--- Short exercise ---
Write the number of lines holding the word "elementów", and nothing else.
☆ ☆ ☆ ☆ ☆ ☆ ☆
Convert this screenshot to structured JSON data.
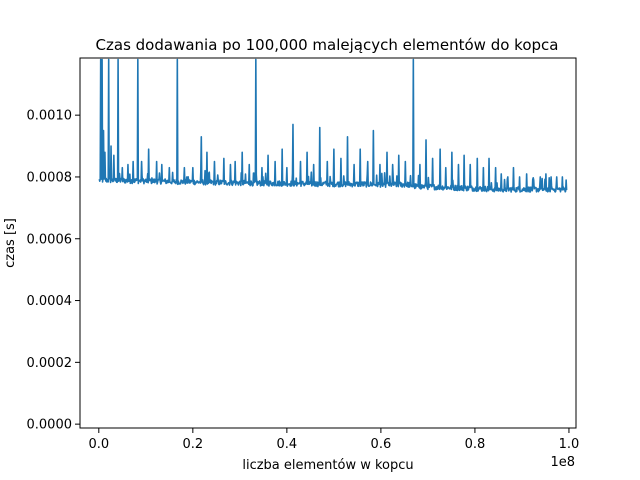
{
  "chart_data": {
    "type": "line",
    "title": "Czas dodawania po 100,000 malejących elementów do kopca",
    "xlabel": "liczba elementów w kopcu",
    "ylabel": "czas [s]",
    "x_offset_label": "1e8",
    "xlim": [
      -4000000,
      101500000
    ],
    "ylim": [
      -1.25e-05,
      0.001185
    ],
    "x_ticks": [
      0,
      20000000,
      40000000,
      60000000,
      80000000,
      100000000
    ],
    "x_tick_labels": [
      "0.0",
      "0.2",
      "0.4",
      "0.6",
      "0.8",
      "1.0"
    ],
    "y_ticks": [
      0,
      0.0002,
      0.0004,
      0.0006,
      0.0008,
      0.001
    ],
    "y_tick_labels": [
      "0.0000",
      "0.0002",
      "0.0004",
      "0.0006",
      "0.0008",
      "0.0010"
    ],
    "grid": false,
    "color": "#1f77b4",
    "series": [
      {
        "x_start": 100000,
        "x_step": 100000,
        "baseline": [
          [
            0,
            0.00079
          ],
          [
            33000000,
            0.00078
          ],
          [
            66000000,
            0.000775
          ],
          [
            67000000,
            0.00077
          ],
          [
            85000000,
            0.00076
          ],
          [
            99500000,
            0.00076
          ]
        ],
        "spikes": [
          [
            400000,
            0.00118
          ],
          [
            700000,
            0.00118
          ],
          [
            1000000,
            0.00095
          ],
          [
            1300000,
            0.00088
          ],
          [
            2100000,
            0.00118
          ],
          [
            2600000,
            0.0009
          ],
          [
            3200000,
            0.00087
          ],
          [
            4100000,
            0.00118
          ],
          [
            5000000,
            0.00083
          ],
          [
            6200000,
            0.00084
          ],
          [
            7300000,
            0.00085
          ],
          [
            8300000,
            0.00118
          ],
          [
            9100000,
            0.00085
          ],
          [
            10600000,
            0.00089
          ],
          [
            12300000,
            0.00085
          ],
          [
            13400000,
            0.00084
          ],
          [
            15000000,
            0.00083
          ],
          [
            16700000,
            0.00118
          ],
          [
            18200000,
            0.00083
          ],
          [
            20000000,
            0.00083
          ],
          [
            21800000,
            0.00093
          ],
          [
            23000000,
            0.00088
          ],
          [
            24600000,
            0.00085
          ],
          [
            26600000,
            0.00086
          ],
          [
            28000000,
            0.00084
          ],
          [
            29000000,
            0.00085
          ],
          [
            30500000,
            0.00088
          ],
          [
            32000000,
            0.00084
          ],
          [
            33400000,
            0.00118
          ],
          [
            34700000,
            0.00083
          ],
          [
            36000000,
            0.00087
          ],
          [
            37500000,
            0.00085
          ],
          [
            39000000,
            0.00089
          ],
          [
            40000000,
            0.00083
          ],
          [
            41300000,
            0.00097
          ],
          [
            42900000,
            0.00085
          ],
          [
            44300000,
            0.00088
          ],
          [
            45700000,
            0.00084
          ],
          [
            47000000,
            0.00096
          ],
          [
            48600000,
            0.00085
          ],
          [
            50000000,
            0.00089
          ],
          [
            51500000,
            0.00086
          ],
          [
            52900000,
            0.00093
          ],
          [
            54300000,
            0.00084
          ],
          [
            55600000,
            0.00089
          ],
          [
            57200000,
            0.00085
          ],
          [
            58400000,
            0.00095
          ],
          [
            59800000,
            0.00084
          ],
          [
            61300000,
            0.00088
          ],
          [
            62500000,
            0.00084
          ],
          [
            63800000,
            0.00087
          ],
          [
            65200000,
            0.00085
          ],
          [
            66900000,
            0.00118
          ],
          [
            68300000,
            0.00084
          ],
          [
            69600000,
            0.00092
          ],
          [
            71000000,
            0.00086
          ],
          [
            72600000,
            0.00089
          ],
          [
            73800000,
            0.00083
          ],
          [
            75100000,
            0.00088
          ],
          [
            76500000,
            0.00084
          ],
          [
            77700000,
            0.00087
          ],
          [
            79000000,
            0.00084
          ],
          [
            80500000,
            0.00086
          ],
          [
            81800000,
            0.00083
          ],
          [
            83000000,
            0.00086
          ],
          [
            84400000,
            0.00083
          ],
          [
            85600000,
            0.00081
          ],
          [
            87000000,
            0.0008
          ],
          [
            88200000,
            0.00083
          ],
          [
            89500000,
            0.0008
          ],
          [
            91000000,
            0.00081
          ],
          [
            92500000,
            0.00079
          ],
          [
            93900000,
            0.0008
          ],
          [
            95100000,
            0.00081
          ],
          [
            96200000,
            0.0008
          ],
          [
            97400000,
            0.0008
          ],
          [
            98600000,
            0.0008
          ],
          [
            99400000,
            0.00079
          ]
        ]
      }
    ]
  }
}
☆ ☆ ☆ ☆ ☆ ☆ ☆
--- Output ---
2